══ Records supplied

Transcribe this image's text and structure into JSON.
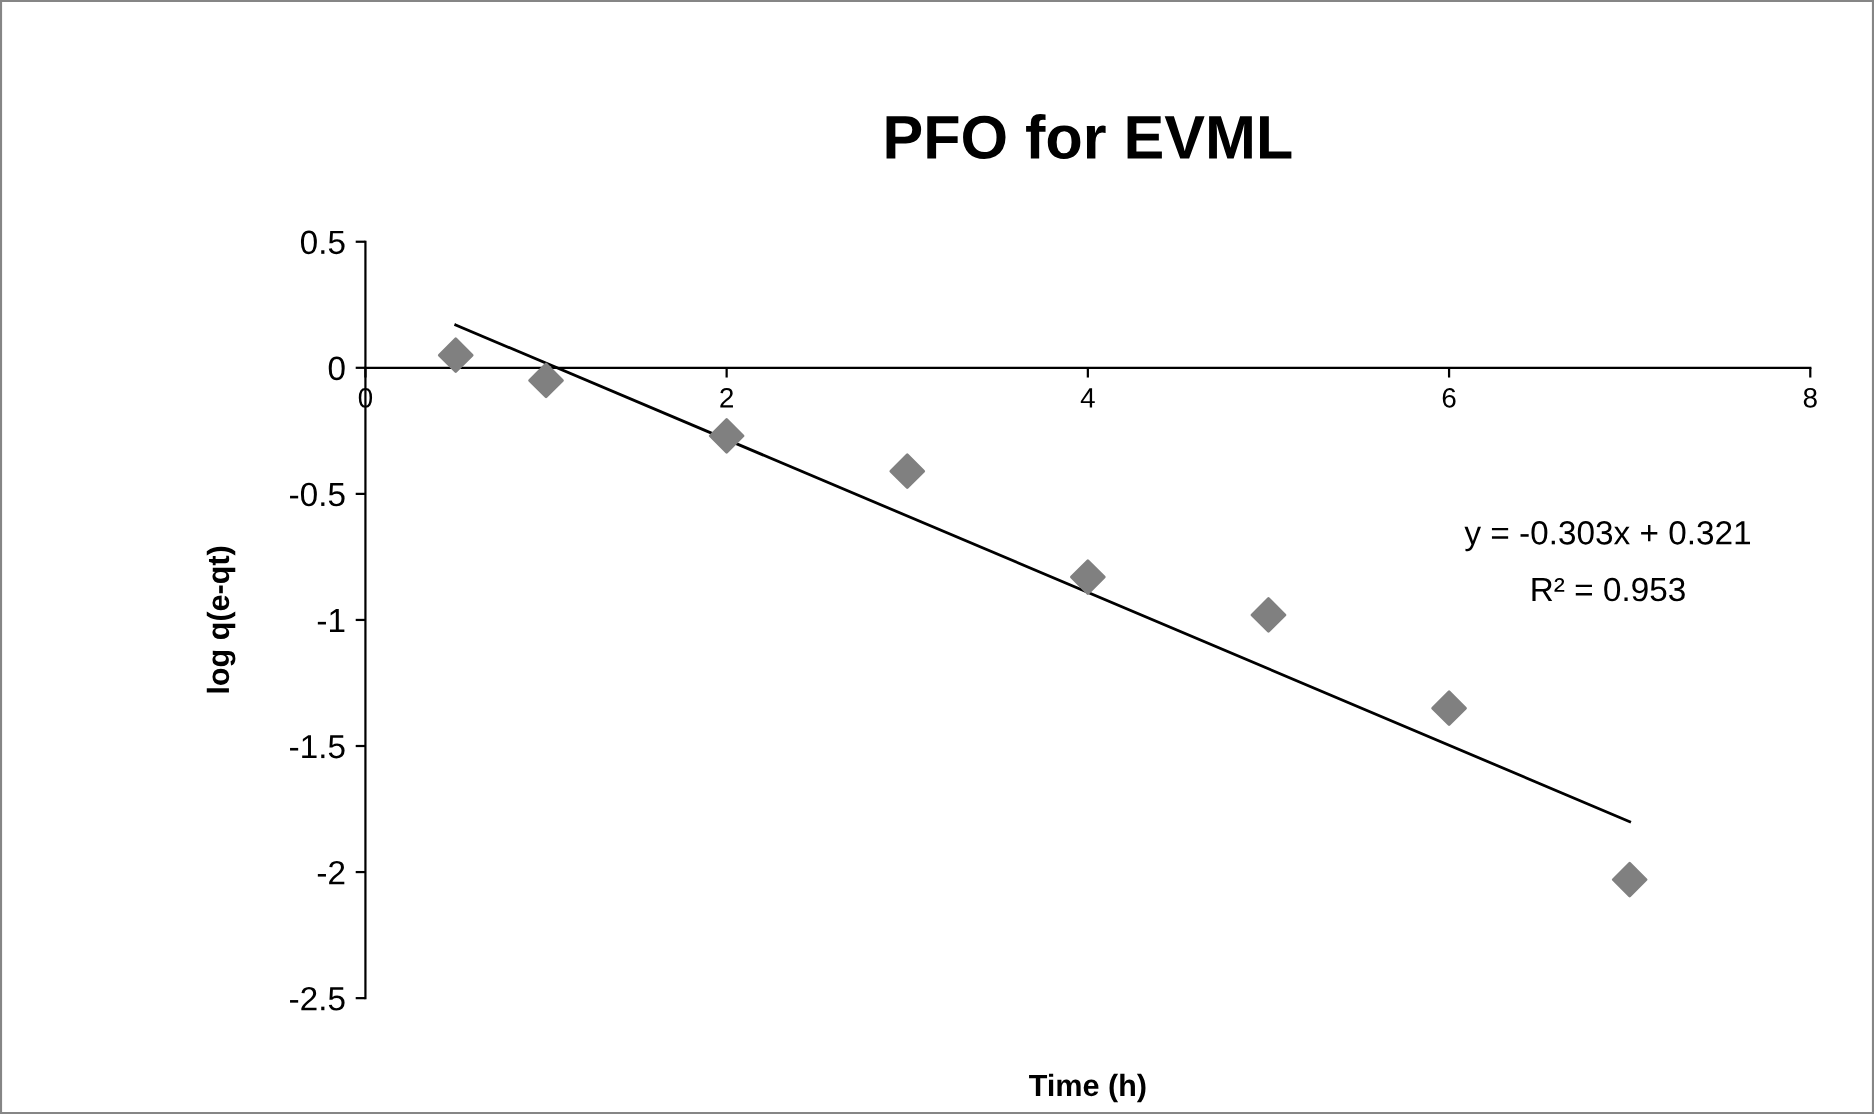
{
  "chart_data": {
    "type": "scatter",
    "title": "PFO for EVML",
    "xlabel": "Time (h)",
    "ylabel": "log q(e-qt)",
    "x": [
      0.5,
      1,
      2,
      3,
      4,
      5,
      6,
      7
    ],
    "series": [
      {
        "color": "#808080",
        "marker": "diamond",
        "values": [
          0.05,
          -0.05,
          -0.27,
          -0.41,
          -0.83,
          -0.98,
          -1.35,
          -2.03
        ]
      },
      {
        "type": "line",
        "color": "#000000",
        "x": [
          0.5,
          7
        ],
        "values": [
          0.17,
          -1.8
        ],
        "marker": "none",
        "line_style": "solid"
      }
    ],
    "annotations": [
      "y = -0.303x + 0.321",
      "R² = 0.953"
    ],
    "xlim": [
      0,
      8
    ],
    "ylim": [
      -2.5,
      0.5
    ],
    "xticks": [
      0,
      2,
      4,
      6,
      8
    ],
    "yticks": [
      0.5,
      0,
      -0.5,
      -1,
      -1.5,
      -2,
      -2.5
    ],
    "grid": false,
    "legend": false
  }
}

════

**What the exercise asks:** Print all of the entries word for word. Skip any images they contain.

**Answer for this exercise:**
Transcribe this image's text and structure into JSON.
{
  "chart_data": {
    "type": "scatter",
    "title": "PFO for EVML",
    "xlabel": "Time (h)",
    "ylabel": "log q(e-qt)",
    "x": [
      0.5,
      1,
      2,
      3,
      4,
      5,
      6,
      7
    ],
    "series": [
      {
        "color": "#808080",
        "marker": "diamond",
        "values": [
          0.05,
          -0.05,
          -0.27,
          -0.41,
          -0.83,
          -0.98,
          -1.35,
          -2.03
        ]
      },
      {
        "type": "line",
        "color": "#000000",
        "x": [
          0.5,
          7
        ],
        "values": [
          0.17,
          -1.8
        ],
        "marker": "none",
        "line_style": "solid"
      }
    ],
    "annotations": [
      "y = -0.303x + 0.321",
      "R² = 0.953"
    ],
    "xlim": [
      0,
      8
    ],
    "ylim": [
      -2.5,
      0.5
    ],
    "xticks": [
      0,
      2,
      4,
      6,
      8
    ],
    "yticks": [
      0.5,
      0,
      -0.5,
      -1,
      -1.5,
      -2,
      -2.5
    ],
    "grid": false,
    "legend": false
  }
}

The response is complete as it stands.